» **PROBLEM TO WORK ON**:
What follows is a set of entries. Give them again exactly, without the pictures.
****************
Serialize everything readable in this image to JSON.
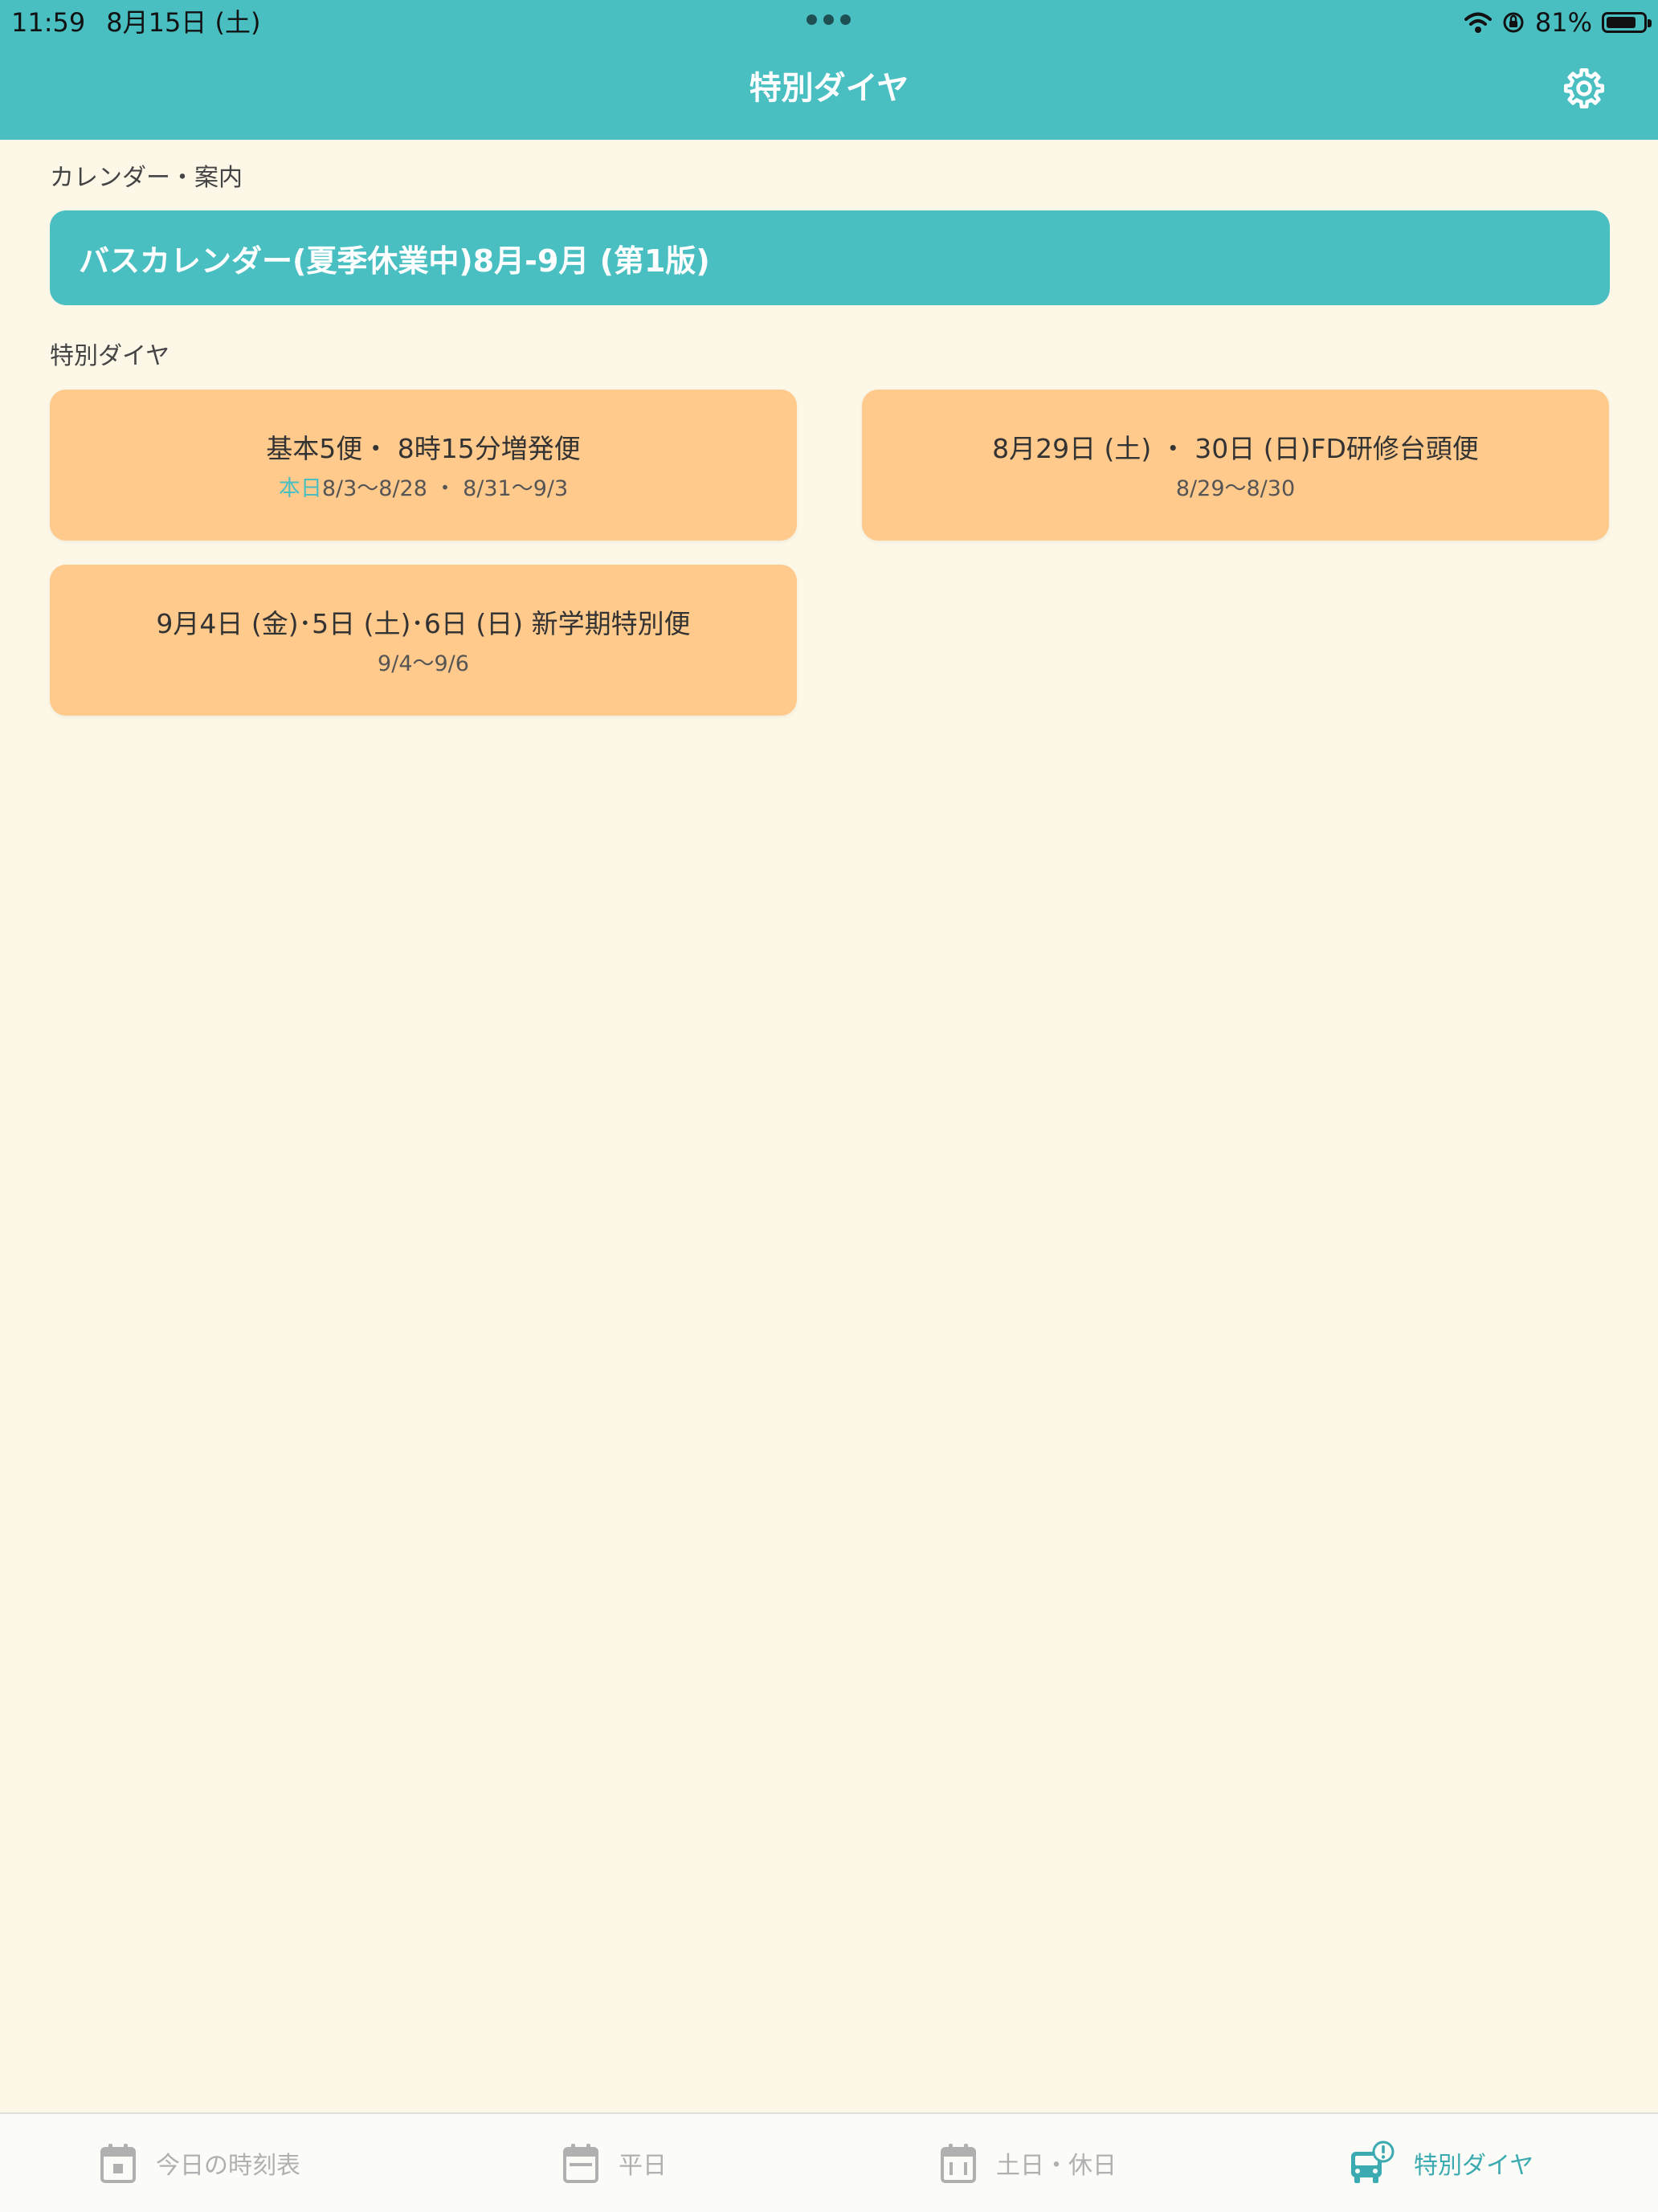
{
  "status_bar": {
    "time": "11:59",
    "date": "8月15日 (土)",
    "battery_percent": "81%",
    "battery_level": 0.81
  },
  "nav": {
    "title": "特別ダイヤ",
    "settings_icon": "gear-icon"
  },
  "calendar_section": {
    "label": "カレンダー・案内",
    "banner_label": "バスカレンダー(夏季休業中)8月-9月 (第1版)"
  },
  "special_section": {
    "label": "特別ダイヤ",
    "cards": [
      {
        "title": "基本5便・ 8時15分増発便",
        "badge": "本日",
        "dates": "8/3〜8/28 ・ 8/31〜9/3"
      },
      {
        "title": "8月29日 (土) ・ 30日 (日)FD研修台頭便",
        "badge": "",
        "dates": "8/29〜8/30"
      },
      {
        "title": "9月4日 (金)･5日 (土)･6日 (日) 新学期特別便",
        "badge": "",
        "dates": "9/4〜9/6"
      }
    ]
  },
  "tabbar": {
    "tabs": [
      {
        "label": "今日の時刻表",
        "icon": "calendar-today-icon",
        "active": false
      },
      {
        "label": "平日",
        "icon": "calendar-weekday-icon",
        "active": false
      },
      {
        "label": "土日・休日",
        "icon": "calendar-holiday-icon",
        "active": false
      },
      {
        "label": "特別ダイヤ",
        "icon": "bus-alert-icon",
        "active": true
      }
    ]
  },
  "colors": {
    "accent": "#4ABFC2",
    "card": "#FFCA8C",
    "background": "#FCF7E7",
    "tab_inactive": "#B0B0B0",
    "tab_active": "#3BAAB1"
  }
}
****************
» **EXPECTED OUTPUT**:
Serialize everything readable in this image to JSON.
{
  "status_bar": {
    "time": "11:59",
    "date": "8月15日 (土)",
    "battery_percent": "81%",
    "battery_level": 0.81
  },
  "nav": {
    "title": "特別ダイヤ",
    "settings_icon": "gear-icon"
  },
  "calendar_section": {
    "label": "カレンダー・案内",
    "banner_label": "バスカレンダー(夏季休業中)8月-9月 (第1版)"
  },
  "special_section": {
    "label": "特別ダイヤ",
    "cards": [
      {
        "title": "基本5便・ 8時15分増発便",
        "badge": "本日",
        "dates": "8/3〜8/28 ・ 8/31〜9/3"
      },
      {
        "title": "8月29日 (土) ・ 30日 (日)FD研修台頭便",
        "badge": "",
        "dates": "8/29〜8/30"
      },
      {
        "title": "9月4日 (金)･5日 (土)･6日 (日) 新学期特別便",
        "badge": "",
        "dates": "9/4〜9/6"
      }
    ]
  },
  "tabbar": {
    "tabs": [
      {
        "label": "今日の時刻表",
        "icon": "calendar-today-icon",
        "active": false
      },
      {
        "label": "平日",
        "icon": "calendar-weekday-icon",
        "active": false
      },
      {
        "label": "土日・休日",
        "icon": "calendar-holiday-icon",
        "active": false
      },
      {
        "label": "特別ダイヤ",
        "icon": "bus-alert-icon",
        "active": true
      }
    ]
  },
  "colors": {
    "accent": "#4ABFC2",
    "card": "#FFCA8C",
    "background": "#FCF7E7",
    "tab_inactive": "#B0B0B0",
    "tab_active": "#3BAAB1"
  }
}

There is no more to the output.